Which lines in the records below contain the string "with", counting case? Copy out each one.

------ RECORD EXCERPTS ------

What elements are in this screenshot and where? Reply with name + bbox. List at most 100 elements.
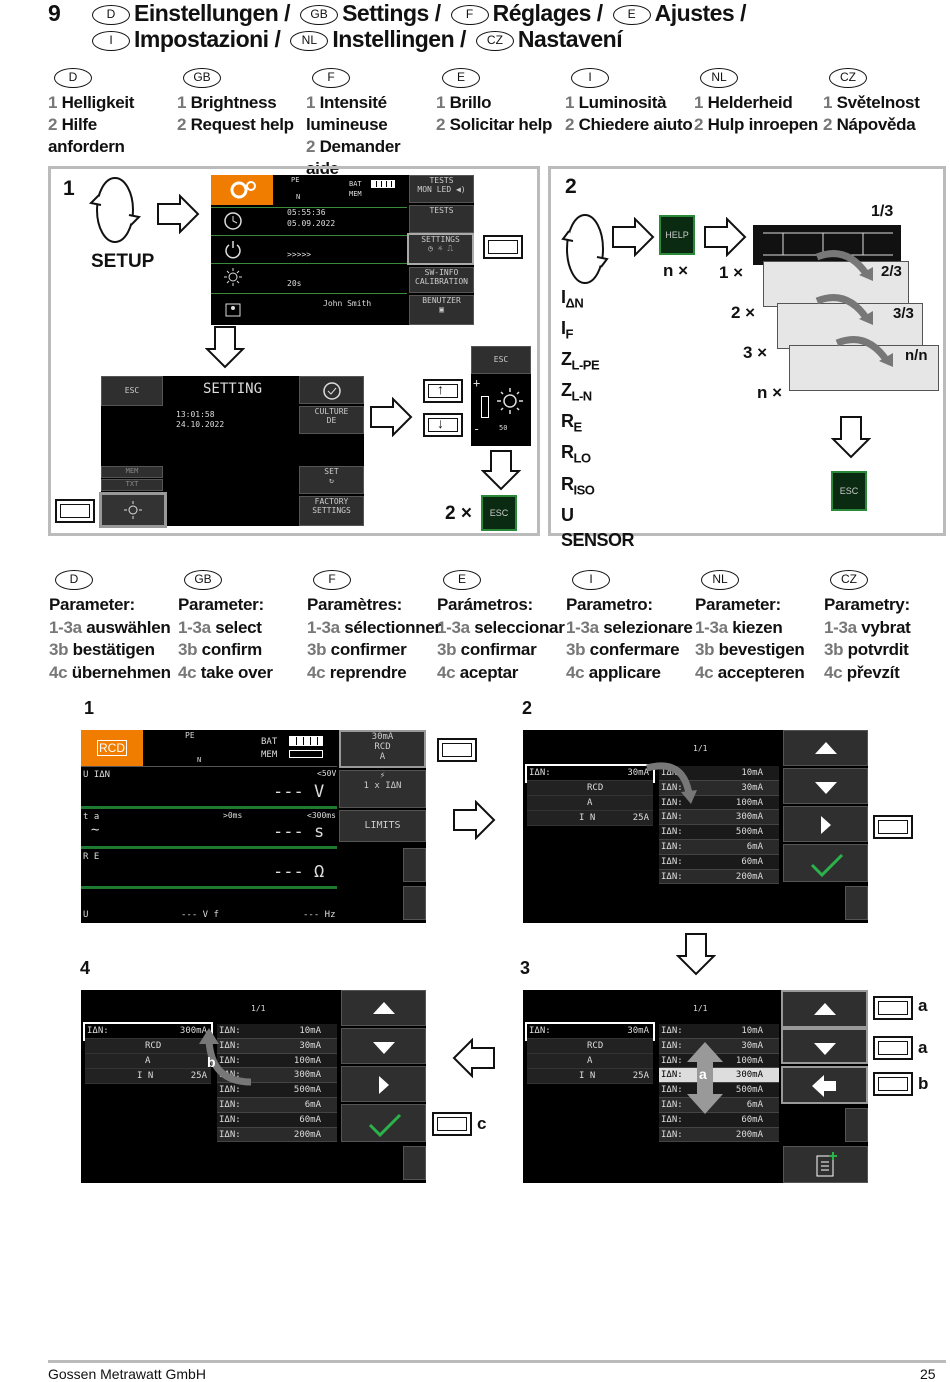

------
------ RECORD EXCERPTS ------

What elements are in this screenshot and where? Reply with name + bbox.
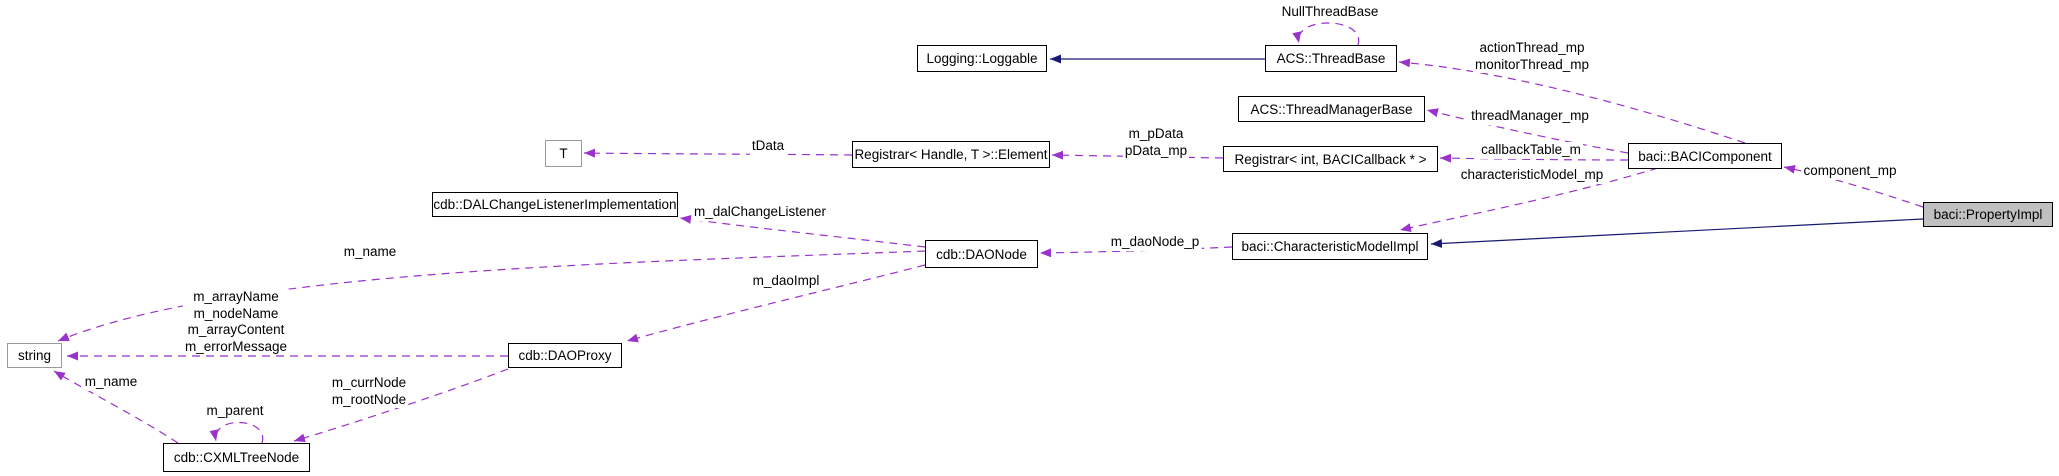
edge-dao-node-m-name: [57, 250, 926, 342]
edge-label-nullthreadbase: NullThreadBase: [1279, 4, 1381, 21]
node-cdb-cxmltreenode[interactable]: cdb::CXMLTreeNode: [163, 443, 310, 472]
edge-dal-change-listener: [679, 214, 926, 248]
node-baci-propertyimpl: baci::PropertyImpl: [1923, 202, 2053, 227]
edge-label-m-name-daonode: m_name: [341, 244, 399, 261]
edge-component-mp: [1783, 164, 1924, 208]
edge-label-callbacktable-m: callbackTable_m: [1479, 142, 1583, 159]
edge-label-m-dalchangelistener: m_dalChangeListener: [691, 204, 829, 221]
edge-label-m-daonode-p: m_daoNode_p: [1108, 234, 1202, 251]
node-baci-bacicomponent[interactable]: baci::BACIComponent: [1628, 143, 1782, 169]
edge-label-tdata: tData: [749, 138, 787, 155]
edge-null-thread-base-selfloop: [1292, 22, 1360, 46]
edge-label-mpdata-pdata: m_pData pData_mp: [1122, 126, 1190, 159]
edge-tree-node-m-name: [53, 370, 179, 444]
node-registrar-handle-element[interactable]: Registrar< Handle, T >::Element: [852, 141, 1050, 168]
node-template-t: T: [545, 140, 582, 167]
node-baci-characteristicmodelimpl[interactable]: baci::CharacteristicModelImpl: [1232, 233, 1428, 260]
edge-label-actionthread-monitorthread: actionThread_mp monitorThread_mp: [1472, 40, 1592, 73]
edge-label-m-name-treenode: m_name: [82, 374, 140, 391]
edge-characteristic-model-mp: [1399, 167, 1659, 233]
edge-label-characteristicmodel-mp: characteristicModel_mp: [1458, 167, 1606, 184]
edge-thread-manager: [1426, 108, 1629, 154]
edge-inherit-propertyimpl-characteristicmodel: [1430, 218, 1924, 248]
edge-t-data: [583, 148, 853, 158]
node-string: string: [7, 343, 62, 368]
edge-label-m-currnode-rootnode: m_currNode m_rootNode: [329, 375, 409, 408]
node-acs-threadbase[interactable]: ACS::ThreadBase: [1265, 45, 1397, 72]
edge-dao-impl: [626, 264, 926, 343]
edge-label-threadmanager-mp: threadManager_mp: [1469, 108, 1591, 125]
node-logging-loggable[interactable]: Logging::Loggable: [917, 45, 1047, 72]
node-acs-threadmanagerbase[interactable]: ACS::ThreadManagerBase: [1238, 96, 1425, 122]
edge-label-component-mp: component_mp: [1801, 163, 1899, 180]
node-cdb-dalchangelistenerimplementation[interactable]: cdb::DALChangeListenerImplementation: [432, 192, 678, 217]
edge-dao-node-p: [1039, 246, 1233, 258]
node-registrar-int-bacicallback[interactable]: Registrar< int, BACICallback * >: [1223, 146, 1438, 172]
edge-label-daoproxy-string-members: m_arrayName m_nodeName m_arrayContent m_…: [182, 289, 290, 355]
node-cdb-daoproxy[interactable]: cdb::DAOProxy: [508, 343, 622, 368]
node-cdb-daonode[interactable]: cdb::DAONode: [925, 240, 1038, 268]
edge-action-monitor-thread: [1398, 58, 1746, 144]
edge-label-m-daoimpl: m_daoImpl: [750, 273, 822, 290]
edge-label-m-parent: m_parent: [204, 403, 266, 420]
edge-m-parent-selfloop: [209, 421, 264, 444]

------

# SOLUTION TO THIS TASK
What elements are in this screenshot and where? Reply with name + bbox. List at most 100 elements.
What elements are in this screenshot and where? Reply with name + bbox.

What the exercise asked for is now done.